How many lines of the data include the string "两端电压"? State the number and nothing else.

(Extracted records)

>>>>>

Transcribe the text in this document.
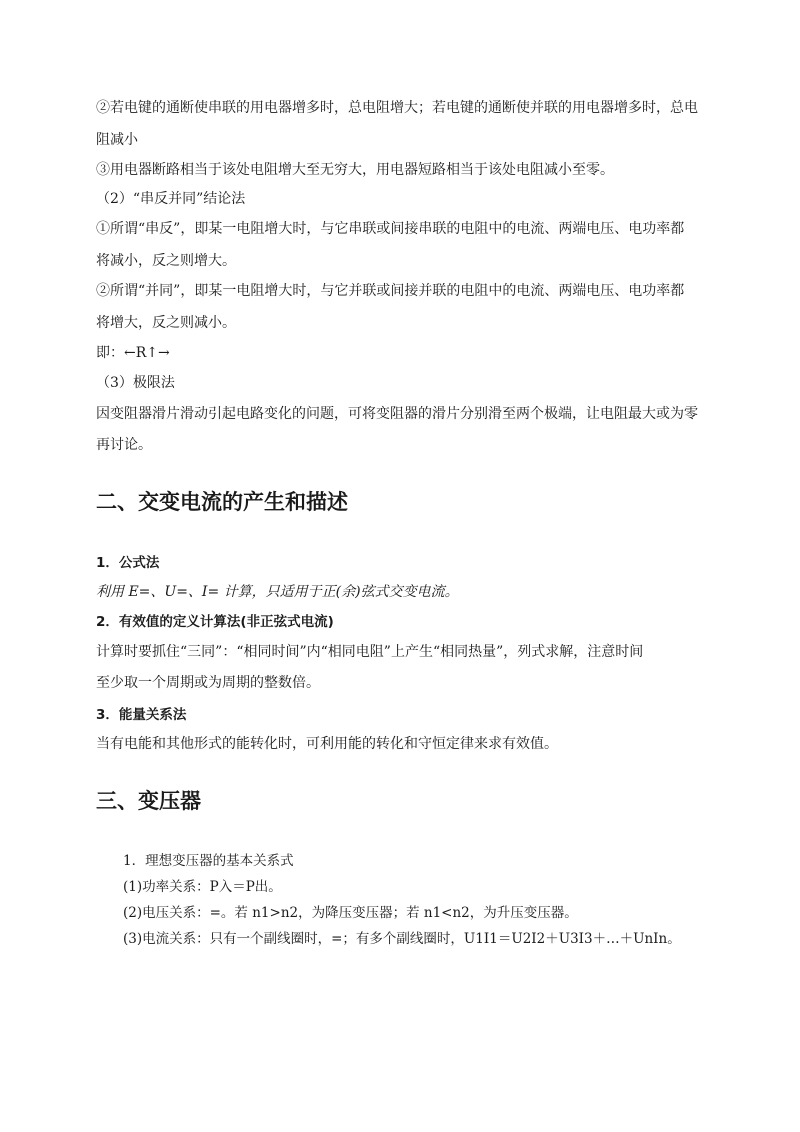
②若电键的通断使串联的用电器增多时，总电阻增大；若电键的通断使并联的用电器增多时，总电
阻减小
③用电器断路相当于该处电阻增大至无穷大，用电器短路相当于该处电阻减小至零。
（2）“串反并同”结论法
①所谓“串反”，即某一电阻增大时，与它串联或间接串联的电阻中的电流、两端电压、电功率都
将减小，反之则增大。
②所谓“并同”，即某一电阻增大时，与它并联或间接并联的电阻中的电流、两端电压、电功率都
将增大，反之则减小。
即：←R↑→
（3）极限法
因变阻器滑片滑动引起电路变化的问题，可将变阻器的滑片分别滑至两个极端，让电阻最大或为零
再讨论。
二、交变电流的产生和描述
1．公式法
利用 E=、U=、I= 计算，只适用于正(余)弦式交变电流。
2．有效值的定义计算法(非正弦式电流)
计算时要抓住“三同”：“相同时间”内“相同电阻”上产生“相同热量”，列式求解，注意时间
至少取一个周期或为周期的整数倍。
3．能量关系法
当有电能和其他形式的能转化时，可利用能的转化和守恒定律来求有效值。
三、变压器
1．理想变压器的基本关系式
(1)功率关系：P入＝P出。
(2)电压关系：=。若 n1>n2，为降压变压器；若 n1<n2，为升压变压器。
(3)电流关系：只有一个副线圈时，=；有多个副线圈时，U1I1＝U2I2＋U3I3＋…＋UnIn。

<<<<<

Solution for this problem – 2